[Data extracted from a collection]
* * * * * * * * *

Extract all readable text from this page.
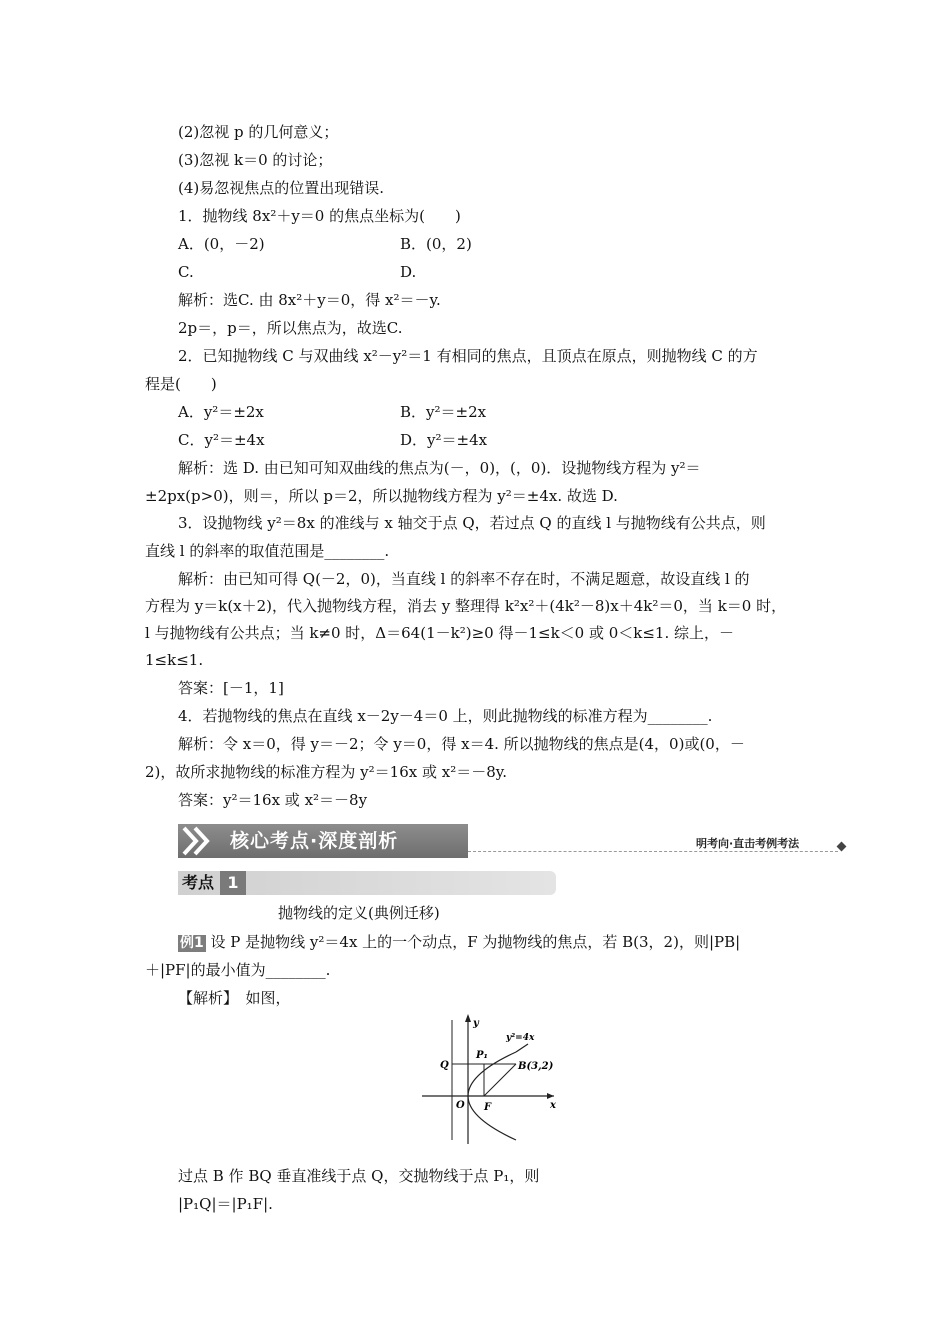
(2)忽视 p 的几何意义；
(3)忽视 k＝0 的讨论；
(4)易忽视焦点的位置出现错误.
1．抛物线 8x²＋y＝0 的焦点坐标为(　　)
A．(0，－2)	B．(0，2)
C.	D.
解析：选C. 由 8x²＋y＝0，得 x²＝－y.
2p＝，p＝，所以焦点为，故选C.
2．已知抛物线 C 与双曲线 x²－y²＝1 有相同的焦点，且顶点在原点，则抛物线 C 的方
程是(　　)
A．y²＝±2x	B．y²＝±2x
C．y²＝±4x	D．y²＝±4x
解析：选 D. 由已知可知双曲线的焦点为(－，0)，(，0)．设抛物线方程为 y²＝
±2px(p>0)，则＝，所以 p＝2，所以抛物线方程为 y²＝±4x. 故选 D.
3．设抛物线 y²＝8x 的准线与 x 轴交于点 Q，若过点 Q 的直线 l 与抛物线有公共点，则
直线 l 的斜率的取值范围是________.
解析：由已知可得 Q(－2，0)，当直线 l 的斜率不存在时，不满足题意，故设直线 l 的
方程为 y＝k(x＋2)，代入抛物线方程，消去 y 整理得 k²x²＋(4k²－8)x＋4k²＝0，当 k＝0 时，
l 与抛物线有公共点；当 k≠0 时，Δ＝64(1－k²)≥0 得－1≤k＜0 或 0＜k≤1. 综上，－
1≤k≤1.
答案：[－1，1]
4．若抛物线的焦点在直线 x－2y－4＝0 上，则此抛物线的标准方程为________.
解析：令 x＝0，得 y＝－2；令 y＝0，得 x＝4. 所以抛物线的焦点是(4，0)或(0，－
2)，故所求抛物线的标准方程为 y²＝16x 或 x²＝－8y.
答案：y²＝16x 或 x²＝－8y
核心考点·深度剖析	明考向·直击考例考法
考点 1
抛物线的定义(典例迁移)
例1 设 P 是抛物线 y²＝4x 上的一个动点，F 为抛物线的焦点，若 B(3，2)，则|PB|
＋|PF|的最小值为________.
【解析】　如图，
y
x
O
Q
P₁
B(3,2)
F
y²=4x
过点 B 作 BQ 垂直准线于点 Q，交抛物线于点 P₁，则
|P₁Q|＝|P₁F|.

* * * * * * * * *

→ What the exercise asks
Your copy of the data above should match it exactly, except that pictures are left out.

→ Expected output
Extract all readable text from this page.
(2)忽视 p 的几何意义；
(3)忽视 k＝0 的讨论；
(4)易忽视焦点的位置出现错误.
1．抛物线 8x²＋y＝0 的焦点坐标为(　　)
A．(0，－2)	B．(0，2)
C.	D.
解析：选C. 由 8x²＋y＝0，得 x²＝－y.
2p＝，p＝，所以焦点为，故选C.
2．已知抛物线 C 与双曲线 x²－y²＝1 有相同的焦点，且顶点在原点，则抛物线 C 的方
程是(　　)
A．y²＝±2x	B．y²＝±2x
C．y²＝±4x	D．y²＝±4x
解析：选 D. 由已知可知双曲线的焦点为(－，0)，(，0)．设抛物线方程为 y²＝
±2px(p>0)，则＝，所以 p＝2，所以抛物线方程为 y²＝±4x. 故选 D.
3．设抛物线 y²＝8x 的准线与 x 轴交于点 Q，若过点 Q 的直线 l 与抛物线有公共点，则
直线 l 的斜率的取值范围是________.
解析：由已知可得 Q(－2，0)，当直线 l 的斜率不存在时，不满足题意，故设直线 l 的
方程为 y＝k(x＋2)，代入抛物线方程，消去 y 整理得 k²x²＋(4k²－8)x＋4k²＝0，当 k＝0 时，
l 与抛物线有公共点；当 k≠0 时，Δ＝64(1－k²)≥0 得－1≤k＜0 或 0＜k≤1. 综上，－
1≤k≤1.
答案：[－1，1]
4．若抛物线的焦点在直线 x－2y－4＝0 上，则此抛物线的标准方程为________.
解析：令 x＝0，得 y＝－2；令 y＝0，得 x＝4. 所以抛物线的焦点是(4，0)或(0，－
2)，故所求抛物线的标准方程为 y²＝16x 或 x²＝－8y.
答案：y²＝16x 或 x²＝－8y
核心考点·深度剖析	明考向·直击考例考法
考点 1
抛物线的定义(典例迁移)
例1 设 P 是抛物线 y²＝4x 上的一个动点，F 为抛物线的焦点，若 B(3，2)，则|PB|
＋|PF|的最小值为________.
【解析】　如图，
y
x
O
Q
P₁
B(3,2)
F
y²=4x
过点 B 作 BQ 垂直准线于点 Q，交抛物线于点 P₁，则
|P₁Q|＝|P₁F|.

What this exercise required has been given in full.